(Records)

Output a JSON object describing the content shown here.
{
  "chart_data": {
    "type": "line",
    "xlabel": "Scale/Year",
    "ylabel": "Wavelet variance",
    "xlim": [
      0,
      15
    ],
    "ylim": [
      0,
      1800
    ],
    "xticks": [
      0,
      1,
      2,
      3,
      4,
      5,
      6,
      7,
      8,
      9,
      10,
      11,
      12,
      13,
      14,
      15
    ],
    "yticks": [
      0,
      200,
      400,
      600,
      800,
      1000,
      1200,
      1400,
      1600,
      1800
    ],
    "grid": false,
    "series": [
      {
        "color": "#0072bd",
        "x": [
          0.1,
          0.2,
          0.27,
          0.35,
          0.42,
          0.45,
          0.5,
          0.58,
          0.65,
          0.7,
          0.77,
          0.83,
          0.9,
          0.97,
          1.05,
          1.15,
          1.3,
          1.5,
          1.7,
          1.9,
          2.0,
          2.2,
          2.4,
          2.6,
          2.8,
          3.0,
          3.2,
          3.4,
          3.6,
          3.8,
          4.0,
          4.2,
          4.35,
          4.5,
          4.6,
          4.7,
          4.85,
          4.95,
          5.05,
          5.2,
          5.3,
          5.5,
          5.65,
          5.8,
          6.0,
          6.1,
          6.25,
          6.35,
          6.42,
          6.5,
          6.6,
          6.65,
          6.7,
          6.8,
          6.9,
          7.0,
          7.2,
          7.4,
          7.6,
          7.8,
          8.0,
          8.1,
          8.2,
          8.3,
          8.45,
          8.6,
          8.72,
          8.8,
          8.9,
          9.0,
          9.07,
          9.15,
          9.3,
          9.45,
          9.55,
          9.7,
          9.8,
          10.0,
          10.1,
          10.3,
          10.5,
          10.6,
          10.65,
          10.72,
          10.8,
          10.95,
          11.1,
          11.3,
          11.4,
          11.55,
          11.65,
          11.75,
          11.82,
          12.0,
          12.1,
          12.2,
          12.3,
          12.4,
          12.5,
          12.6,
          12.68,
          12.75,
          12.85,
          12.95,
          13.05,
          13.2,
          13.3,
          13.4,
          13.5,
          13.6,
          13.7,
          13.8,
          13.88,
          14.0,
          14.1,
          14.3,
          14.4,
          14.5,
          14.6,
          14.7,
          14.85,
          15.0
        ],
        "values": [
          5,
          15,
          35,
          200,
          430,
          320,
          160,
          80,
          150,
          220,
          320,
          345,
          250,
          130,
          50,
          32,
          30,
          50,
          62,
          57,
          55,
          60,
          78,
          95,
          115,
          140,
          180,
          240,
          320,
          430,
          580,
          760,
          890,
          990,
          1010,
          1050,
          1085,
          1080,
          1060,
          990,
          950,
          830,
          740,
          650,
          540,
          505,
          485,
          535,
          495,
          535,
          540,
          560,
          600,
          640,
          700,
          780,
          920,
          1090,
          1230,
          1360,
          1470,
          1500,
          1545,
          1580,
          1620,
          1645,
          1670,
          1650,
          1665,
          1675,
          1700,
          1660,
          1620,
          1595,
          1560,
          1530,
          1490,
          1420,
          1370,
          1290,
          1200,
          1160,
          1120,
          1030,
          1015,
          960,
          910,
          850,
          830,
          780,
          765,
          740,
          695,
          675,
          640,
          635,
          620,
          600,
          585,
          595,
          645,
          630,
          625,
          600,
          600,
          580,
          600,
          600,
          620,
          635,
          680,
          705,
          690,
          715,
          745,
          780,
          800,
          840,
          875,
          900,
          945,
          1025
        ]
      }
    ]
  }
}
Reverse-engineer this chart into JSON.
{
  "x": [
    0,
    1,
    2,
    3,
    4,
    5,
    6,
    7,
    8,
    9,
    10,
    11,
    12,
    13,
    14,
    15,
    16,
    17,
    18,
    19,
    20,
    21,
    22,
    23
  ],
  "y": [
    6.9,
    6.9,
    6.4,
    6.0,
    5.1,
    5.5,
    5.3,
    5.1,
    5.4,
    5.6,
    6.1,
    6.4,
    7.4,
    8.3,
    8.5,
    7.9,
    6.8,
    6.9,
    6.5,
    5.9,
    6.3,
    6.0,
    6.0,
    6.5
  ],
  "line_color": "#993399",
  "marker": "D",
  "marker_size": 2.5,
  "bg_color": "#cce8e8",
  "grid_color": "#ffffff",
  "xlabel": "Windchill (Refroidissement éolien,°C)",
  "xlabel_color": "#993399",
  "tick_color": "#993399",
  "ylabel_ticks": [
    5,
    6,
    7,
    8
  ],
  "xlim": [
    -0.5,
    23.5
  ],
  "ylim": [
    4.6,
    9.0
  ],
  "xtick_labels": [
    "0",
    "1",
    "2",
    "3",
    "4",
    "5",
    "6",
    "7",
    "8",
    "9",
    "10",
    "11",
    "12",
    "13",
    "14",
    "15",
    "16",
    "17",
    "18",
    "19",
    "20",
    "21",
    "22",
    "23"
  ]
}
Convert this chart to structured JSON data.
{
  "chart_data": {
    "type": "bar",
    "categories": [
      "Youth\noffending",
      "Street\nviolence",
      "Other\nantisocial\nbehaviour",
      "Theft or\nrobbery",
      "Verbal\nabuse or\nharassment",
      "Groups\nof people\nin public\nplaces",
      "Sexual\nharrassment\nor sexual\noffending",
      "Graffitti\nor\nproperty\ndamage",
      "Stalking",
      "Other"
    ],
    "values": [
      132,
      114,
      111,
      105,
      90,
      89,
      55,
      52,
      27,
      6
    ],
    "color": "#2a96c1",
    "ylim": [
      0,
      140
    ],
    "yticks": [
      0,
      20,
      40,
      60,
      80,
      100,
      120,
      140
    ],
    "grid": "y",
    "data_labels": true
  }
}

* DESCRIPTION OF THE TASK:
Reproduce the full set of records precisely.

* EXERCISE SOLUTION:
Output a JSON object describing the content shown here.
{
  "chart_data": {
    "type": "line",
    "xlabel": "Scale/Year",
    "ylabel": "Wavelet variance",
    "xlim": [
      0,
      15
    ],
    "ylim": [
      0,
      1800
    ],
    "xticks": [
      0,
      1,
      2,
      3,
      4,
      5,
      6,
      7,
      8,
      9,
      10,
      11,
      12,
      13,
      14,
      15
    ],
    "yticks": [
      0,
      200,
      400,
      600,
      800,
      1000,
      1200,
      1400,
      1600,
      1800
    ],
    "grid": false,
    "series": [
      {
        "color": "#0072bd",
        "x": [
          0.1,
          0.2,
          0.27,
          0.35,
          0.42,
          0.45,
          0.5,
          0.58,
          0.65,
          0.7,
          0.77,
          0.83,
          0.9,
          0.97,
          1.05,
          1.15,
          1.3,
          1.5,
          1.7,
          1.9,
          2.0,
          2.2,
          2.4,
          2.6,
          2.8,
          3.0,
          3.2,
          3.4,
          3.6,
          3.8,
          4.0,
          4.2,
          4.35,
          4.5,
          4.6,
          4.7,
          4.85,
          4.95,
          5.05,
          5.2,
          5.3,
          5.5,
          5.65,
          5.8,
          6.0,
          6.1,
          6.25,
          6.35,
          6.42,
          6.5,
          6.6,
          6.65,
          6.7,
          6.8,
          6.9,
          7.0,
          7.2,
          7.4,
          7.6,
          7.8,
          8.0,
          8.1,
          8.2,
          8.3,
          8.45,
          8.6,
          8.72,
          8.8,
          8.9,
          9.0,
          9.07,
          9.15,
          9.3,
          9.45,
          9.55,
          9.7,
          9.8,
          10.0,
          10.1,
          10.3,
          10.5,
          10.6,
          10.65,
          10.72,
          10.8,
          10.95,
          11.1,
          11.3,
          11.4,
          11.55,
          11.65,
          11.75,
          11.82,
          12.0,
          12.1,
          12.2,
          12.3,
          12.4,
          12.5,
          12.6,
          12.68,
          12.75,
          12.85,
          12.95,
          13.05,
          13.2,
          13.3,
          13.4,
          13.5,
          13.6,
          13.7,
          13.8,
          13.88,
          14.0,
          14.1,
          14.3,
          14.4,
          14.5,
          14.6,
          14.7,
          14.85,
          15.0
        ],
        "values": [
          5,
          15,
          35,
          200,
          430,
          320,
          160,
          80,
          150,
          220,
          320,
          345,
          250,
          130,
          50,
          32,
          30,
          50,
          62,
          57,
          55,
          60,
          78,
          95,
          115,
          140,
          180,
          240,
          320,
          430,
          580,
          760,
          890,
          990,
          1010,
          1050,
          1085,
          1080,
          1060,
          990,
          950,
          830,
          740,
          650,
          540,
          505,
          485,
          535,
          495,
          535,
          540,
          560,
          600,
          640,
          700,
          780,
          920,
          1090,
          1230,
          1360,
          1470,
          1500,
          1545,
          1580,
          1620,
          1645,
          1670,
          1650,
          1665,
          1675,
          1700,
          1660,
          1620,
          1595,
          1560,
          1530,
          1490,
          1420,
          1370,
          1290,
          1200,
          1160,
          1120,
          1030,
          1015,
          960,
          910,
          850,
          830,
          780,
          765,
          740,
          695,
          675,
          640,
          635,
          620,
          600,
          585,
          595,
          645,
          630,
          625,
          600,
          600,
          580,
          600,
          600,
          620,
          635,
          680,
          705,
          690,
          715,
          745,
          780,
          800,
          840,
          875,
          900,
          945,
          1025
        ]
      }
    ]
  }
}
Reverse-engineer this chart into JSON.
{
  "x": [
    0,
    1,
    2,
    3,
    4,
    5,
    6,
    7,
    8,
    9,
    10,
    11,
    12,
    13,
    14,
    15,
    16,
    17,
    18,
    19,
    20,
    21,
    22,
    23
  ],
  "y": [
    6.9,
    6.9,
    6.4,
    6.0,
    5.1,
    5.5,
    5.3,
    5.1,
    5.4,
    5.6,
    6.1,
    6.4,
    7.4,
    8.3,
    8.5,
    7.9,
    6.8,
    6.9,
    6.5,
    5.9,
    6.3,
    6.0,
    6.0,
    6.5
  ],
  "line_color": "#993399",
  "marker": "D",
  "marker_size": 2.5,
  "bg_color": "#cce8e8",
  "grid_color": "#ffffff",
  "xlabel": "Windchill (Refroidissement éolien,°C)",
  "xlabel_color": "#993399",
  "tick_color": "#993399",
  "ylabel_ticks": [
    5,
    6,
    7,
    8
  ],
  "xlim": [
    -0.5,
    23.5
  ],
  "ylim": [
    4.6,
    9.0
  ],
  "xtick_labels": [
    "0",
    "1",
    "2",
    "3",
    "4",
    "5",
    "6",
    "7",
    "8",
    "9",
    "10",
    "11",
    "12",
    "13",
    "14",
    "15",
    "16",
    "17",
    "18",
    "19",
    "20",
    "21",
    "22",
    "23"
  ]
}
Convert this chart to structured JSON data.
{
  "chart_data": {
    "type": "bar",
    "categories": [
      "Youth\noffending",
      "Street\nviolence",
      "Other\nantisocial\nbehaviour",
      "Theft or\nrobbery",
      "Verbal\nabuse or\nharassment",
      "Groups\nof people\nin public\nplaces",
      "Sexual\nharrassment\nor sexual\noffending",
      "Graffitti\nor\nproperty\ndamage",
      "Stalking",
      "Other"
    ],
    "values": [
      132,
      114,
      111,
      105,
      90,
      89,
      55,
      52,
      27,
      6
    ],
    "color": "#2a96c1",
    "ylim": [
      0,
      140
    ],
    "yticks": [
      0,
      20,
      40,
      60,
      80,
      100,
      120,
      140
    ],
    "grid": "y",
    "data_labels": true
  }
}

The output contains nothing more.